## TASK BRIEF
In the records below, find each line containing the word "твердые" and copy it.

## RECORDS PROVIDED
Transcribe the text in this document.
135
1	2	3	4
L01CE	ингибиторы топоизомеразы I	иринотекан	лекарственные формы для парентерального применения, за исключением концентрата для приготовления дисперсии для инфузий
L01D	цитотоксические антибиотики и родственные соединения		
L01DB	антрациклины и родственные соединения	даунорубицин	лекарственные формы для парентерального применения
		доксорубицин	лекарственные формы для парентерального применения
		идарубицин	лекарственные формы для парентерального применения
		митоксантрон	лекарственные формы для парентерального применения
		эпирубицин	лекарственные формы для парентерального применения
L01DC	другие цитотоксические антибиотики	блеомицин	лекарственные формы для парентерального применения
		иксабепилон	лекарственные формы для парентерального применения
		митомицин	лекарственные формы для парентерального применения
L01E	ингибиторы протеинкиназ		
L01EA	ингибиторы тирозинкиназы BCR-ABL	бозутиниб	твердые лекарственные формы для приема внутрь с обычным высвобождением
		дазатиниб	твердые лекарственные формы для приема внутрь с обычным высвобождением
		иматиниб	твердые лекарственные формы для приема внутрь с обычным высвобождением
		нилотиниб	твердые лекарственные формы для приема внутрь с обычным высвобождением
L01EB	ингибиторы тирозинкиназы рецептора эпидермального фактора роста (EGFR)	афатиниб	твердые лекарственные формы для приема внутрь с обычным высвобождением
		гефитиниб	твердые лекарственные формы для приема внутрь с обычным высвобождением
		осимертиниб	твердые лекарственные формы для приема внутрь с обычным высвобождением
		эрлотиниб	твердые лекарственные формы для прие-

## COMPLETED TASK
L01EA	ингибиторы тирозинкиназы BCR-ABL	бозутиниб	твердые лекарственные формы для приема внутрь с обычным высвобождением
		дазатиниб	твердые лекарственные формы для приема внутрь с обычным высвобождением
		иматиниб	твердые лекарственные формы для приема внутрь с обычным высвобождением
		нилотиниб	твердые лекарственные формы для приема внутрь с обычным высвобождением
L01EB	ингибиторы тирозинкиназы рецептора эпидермального фактора роста (EGFR)	афатиниб	твердые лекарственные формы для приема внутрь с обычным высвобождением
		гефитиниб	твердые лекарственные формы для приема внутрь с обычным высвобождением
		осимертиниб	твердые лекарственные формы для приема внутрь с обычным высвобождением
		эрлотиниб	твердые лекарственные формы для прие-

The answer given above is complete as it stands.